-- What is expected --
Copy every line of the records below unchanged, keeping each character and the original line order.
━━━━━ Extracted records
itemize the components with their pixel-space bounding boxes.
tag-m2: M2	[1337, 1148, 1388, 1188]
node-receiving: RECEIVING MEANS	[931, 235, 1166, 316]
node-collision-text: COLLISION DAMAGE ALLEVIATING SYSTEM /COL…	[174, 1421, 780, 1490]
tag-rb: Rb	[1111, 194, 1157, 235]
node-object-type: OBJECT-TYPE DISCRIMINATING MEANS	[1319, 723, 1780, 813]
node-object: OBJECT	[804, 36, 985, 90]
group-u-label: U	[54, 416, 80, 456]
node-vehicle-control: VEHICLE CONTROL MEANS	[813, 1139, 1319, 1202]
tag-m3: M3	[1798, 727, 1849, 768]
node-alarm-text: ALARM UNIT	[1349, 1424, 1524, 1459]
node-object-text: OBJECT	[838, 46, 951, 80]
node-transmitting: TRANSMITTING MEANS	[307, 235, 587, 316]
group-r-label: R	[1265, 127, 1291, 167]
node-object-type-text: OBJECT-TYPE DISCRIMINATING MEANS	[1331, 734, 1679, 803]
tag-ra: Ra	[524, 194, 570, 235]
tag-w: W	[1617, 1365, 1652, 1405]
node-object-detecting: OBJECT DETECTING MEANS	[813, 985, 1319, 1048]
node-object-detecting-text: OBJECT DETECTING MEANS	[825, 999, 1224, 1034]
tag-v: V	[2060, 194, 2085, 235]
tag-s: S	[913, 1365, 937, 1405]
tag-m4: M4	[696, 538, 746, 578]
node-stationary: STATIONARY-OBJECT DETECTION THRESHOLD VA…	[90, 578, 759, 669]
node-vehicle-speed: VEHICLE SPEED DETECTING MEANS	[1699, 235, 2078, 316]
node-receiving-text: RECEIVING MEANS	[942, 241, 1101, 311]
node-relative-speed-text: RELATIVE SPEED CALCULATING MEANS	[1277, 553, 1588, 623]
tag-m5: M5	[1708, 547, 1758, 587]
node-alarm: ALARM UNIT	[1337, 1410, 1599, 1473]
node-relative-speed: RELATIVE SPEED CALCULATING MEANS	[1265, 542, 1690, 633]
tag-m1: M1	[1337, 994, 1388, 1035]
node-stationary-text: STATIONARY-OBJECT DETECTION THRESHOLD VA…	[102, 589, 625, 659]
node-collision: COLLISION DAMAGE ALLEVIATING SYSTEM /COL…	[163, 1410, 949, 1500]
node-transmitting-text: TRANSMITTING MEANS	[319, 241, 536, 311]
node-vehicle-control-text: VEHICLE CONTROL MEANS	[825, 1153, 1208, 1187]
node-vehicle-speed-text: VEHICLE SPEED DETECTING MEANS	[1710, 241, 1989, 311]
━━━━━━━━━━
-- Solution for this task --
itemize the components with their pixel-space bounding boxes.
tag-m2: M2	[1337, 1148, 1388, 1188]
node-receiving: RECEIVING MEANS	[931, 235, 1166, 316]
node-collision-text: COLLISION DAMAGE ALLEVIATING SYSTEM /COL…	[174, 1421, 780, 1490]
tag-rb: Rb	[1111, 194, 1157, 235]
node-object-type: OBJECT-TYPE DISCRIMINATING MEANS	[1319, 723, 1780, 813]
node-object: OBJECT	[804, 36, 985, 90]
group-u-label: U	[54, 416, 80, 456]
node-vehicle-control: VEHICLE CONTROL MEANS	[813, 1139, 1319, 1202]
tag-m3: M3	[1798, 727, 1849, 768]
node-alarm-text: ALARM UNIT	[1349, 1424, 1524, 1459]
node-object-text: OBJECT	[838, 46, 951, 80]
node-transmitting: TRANSMITTING MEANS	[307, 235, 587, 316]
group-r-label: R	[1265, 127, 1291, 167]
node-object-type-text: OBJECT-TYPE DISCRIMINATING MEANS	[1331, 734, 1679, 803]
tag-ra: Ra	[524, 194, 570, 235]
tag-w: W	[1617, 1365, 1652, 1405]
node-object-detecting: OBJECT DETECTING MEANS	[813, 985, 1319, 1048]
node-object-detecting-text: OBJECT DETECTING MEANS	[825, 999, 1224, 1034]
tag-v: V	[2060, 194, 2085, 235]
tag-s: S	[913, 1365, 937, 1405]
tag-m4: M4	[696, 538, 746, 578]
node-stationary: STATIONARY-OBJECT DETECTION THRESHOLD VA…	[90, 578, 759, 669]
node-vehicle-speed: VEHICLE SPEED DETECTING MEANS	[1699, 235, 2078, 316]
node-receiving-text: RECEIVING MEANS	[942, 241, 1101, 311]
node-relative-speed-text: RELATIVE SPEED CALCULATING MEANS	[1277, 553, 1588, 623]
tag-m5: M5	[1708, 547, 1758, 587]
node-alarm: ALARM UNIT	[1337, 1410, 1599, 1473]
node-relative-speed: RELATIVE SPEED CALCULATING MEANS	[1265, 542, 1690, 633]
tag-m1: M1	[1337, 994, 1388, 1035]
node-stationary-text: STATIONARY-OBJECT DETECTION THRESHOLD VA…	[102, 589, 625, 659]
node-collision: COLLISION DAMAGE ALLEVIATING SYSTEM /COL…	[163, 1410, 949, 1500]
node-transmitting-text: TRANSMITTING MEANS	[319, 241, 536, 311]
node-vehicle-control-text: VEHICLE CONTROL MEANS	[825, 1153, 1208, 1187]
node-vehicle-speed-text: VEHICLE SPEED DETECTING MEANS	[1710, 241, 1989, 311]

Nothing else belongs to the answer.